Extracted records:
(begin)

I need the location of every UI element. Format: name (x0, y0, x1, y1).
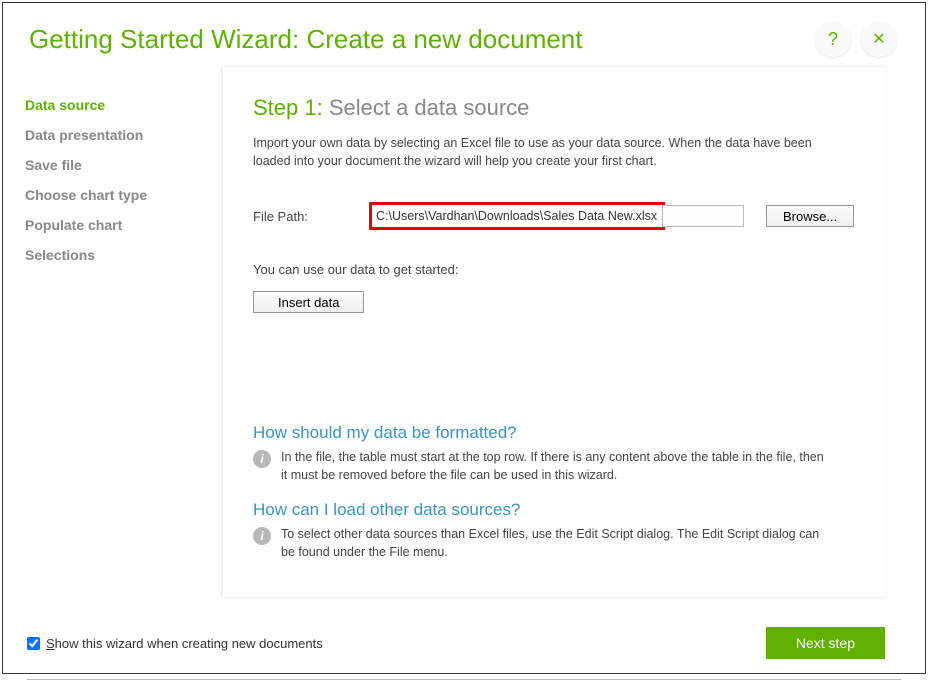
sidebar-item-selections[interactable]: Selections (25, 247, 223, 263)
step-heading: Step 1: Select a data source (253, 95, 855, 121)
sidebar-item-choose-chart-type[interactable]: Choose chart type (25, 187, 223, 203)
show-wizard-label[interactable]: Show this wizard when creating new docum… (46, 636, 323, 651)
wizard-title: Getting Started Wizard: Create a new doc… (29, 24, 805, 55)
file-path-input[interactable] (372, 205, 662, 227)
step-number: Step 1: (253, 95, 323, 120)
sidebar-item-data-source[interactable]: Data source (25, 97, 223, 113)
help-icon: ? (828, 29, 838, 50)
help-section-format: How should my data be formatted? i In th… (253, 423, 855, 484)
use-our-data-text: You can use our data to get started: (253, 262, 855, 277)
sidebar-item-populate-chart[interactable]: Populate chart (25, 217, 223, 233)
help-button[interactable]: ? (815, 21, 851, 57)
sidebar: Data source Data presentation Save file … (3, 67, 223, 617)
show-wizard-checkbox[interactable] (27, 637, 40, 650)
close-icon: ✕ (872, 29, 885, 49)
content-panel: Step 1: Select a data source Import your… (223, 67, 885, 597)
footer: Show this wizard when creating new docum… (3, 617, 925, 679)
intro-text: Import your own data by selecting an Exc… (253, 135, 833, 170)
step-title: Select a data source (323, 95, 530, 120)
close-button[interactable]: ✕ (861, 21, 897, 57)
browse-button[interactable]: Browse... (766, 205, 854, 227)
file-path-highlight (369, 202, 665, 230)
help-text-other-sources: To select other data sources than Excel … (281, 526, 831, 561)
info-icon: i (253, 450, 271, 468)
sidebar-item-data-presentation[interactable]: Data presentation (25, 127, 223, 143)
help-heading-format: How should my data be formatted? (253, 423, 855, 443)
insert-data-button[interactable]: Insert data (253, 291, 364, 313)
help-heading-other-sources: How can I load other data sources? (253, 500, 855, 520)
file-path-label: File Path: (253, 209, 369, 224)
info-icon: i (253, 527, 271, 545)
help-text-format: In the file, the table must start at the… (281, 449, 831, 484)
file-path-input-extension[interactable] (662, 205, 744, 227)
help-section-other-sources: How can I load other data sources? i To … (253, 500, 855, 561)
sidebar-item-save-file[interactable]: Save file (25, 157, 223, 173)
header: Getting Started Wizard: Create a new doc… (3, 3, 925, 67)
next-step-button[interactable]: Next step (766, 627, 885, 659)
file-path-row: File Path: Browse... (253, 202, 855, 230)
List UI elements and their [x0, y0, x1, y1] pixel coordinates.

(end)
(begin)

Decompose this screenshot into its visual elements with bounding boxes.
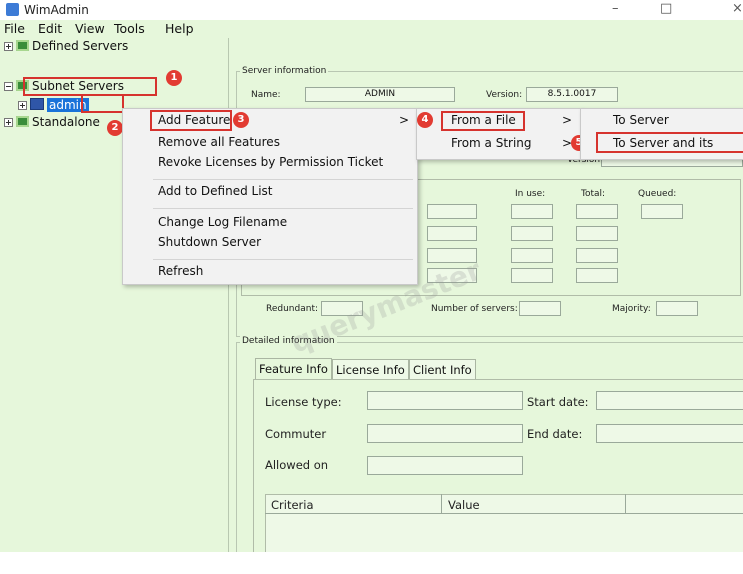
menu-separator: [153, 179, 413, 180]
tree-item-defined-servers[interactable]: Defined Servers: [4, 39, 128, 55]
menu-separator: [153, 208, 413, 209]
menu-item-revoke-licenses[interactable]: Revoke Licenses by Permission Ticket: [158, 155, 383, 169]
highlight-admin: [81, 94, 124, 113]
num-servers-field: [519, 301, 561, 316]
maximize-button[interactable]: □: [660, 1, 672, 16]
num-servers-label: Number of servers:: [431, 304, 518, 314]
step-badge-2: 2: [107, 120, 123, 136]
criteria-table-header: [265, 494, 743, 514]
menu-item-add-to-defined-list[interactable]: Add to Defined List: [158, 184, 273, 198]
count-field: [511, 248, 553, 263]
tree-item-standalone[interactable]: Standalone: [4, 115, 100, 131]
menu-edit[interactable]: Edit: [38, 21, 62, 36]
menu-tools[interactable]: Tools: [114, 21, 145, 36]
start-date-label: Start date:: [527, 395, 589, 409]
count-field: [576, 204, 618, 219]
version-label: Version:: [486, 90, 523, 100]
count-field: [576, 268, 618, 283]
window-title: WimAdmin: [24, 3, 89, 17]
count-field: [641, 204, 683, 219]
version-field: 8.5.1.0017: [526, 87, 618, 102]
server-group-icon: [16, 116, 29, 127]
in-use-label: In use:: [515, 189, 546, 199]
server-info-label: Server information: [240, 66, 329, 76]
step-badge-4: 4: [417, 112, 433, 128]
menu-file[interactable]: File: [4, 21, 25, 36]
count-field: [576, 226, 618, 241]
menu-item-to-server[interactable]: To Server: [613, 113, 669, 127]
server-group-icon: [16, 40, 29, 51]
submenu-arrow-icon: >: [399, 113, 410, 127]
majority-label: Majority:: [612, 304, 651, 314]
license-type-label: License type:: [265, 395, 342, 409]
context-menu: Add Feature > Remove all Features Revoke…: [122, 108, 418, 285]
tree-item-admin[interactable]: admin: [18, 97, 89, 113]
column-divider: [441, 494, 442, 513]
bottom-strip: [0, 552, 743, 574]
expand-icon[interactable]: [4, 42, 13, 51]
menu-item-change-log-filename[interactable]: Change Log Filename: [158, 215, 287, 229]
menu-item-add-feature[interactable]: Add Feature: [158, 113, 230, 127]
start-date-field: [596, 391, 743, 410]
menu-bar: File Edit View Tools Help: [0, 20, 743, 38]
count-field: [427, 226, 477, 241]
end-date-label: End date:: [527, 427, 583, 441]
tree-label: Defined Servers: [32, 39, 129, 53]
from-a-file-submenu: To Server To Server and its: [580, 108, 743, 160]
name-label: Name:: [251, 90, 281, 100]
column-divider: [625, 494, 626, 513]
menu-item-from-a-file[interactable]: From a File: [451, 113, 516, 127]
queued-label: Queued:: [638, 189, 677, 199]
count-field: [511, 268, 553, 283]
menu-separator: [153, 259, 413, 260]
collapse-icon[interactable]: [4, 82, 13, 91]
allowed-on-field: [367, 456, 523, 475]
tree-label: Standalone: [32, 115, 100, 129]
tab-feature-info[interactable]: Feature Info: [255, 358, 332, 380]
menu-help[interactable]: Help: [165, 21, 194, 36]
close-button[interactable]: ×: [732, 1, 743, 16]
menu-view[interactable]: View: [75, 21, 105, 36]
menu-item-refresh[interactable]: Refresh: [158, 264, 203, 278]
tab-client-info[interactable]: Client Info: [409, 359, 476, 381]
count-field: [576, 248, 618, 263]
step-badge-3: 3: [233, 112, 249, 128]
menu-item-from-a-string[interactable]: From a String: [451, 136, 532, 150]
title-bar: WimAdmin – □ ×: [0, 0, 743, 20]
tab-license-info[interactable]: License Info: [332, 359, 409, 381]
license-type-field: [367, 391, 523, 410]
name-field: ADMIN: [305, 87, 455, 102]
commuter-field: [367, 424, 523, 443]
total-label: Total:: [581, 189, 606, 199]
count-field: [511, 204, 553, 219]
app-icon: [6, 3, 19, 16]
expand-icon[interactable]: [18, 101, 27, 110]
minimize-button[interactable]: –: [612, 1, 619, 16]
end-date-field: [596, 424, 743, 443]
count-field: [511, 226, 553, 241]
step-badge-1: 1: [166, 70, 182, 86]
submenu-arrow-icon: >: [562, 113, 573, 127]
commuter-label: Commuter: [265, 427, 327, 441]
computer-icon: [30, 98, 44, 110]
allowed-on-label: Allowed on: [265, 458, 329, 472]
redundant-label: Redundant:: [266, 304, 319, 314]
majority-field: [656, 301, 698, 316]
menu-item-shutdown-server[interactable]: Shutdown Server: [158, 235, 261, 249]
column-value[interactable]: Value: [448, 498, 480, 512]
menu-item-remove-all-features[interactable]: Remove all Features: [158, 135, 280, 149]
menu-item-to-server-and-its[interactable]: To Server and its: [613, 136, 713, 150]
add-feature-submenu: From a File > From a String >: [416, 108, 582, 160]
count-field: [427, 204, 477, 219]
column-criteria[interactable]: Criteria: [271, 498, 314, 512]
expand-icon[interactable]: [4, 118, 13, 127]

(end)

- [Task to carry out] Pull out every line of the entries above that contains the string "chart". Matching is case-sensitive.

- [Written solution]
sidebar-item-choose-chart-type[interactable]: Choose chart type (25, 187, 223, 203)
sidebar-item-populate-chart[interactable]: Populate chart (25, 217, 223, 233)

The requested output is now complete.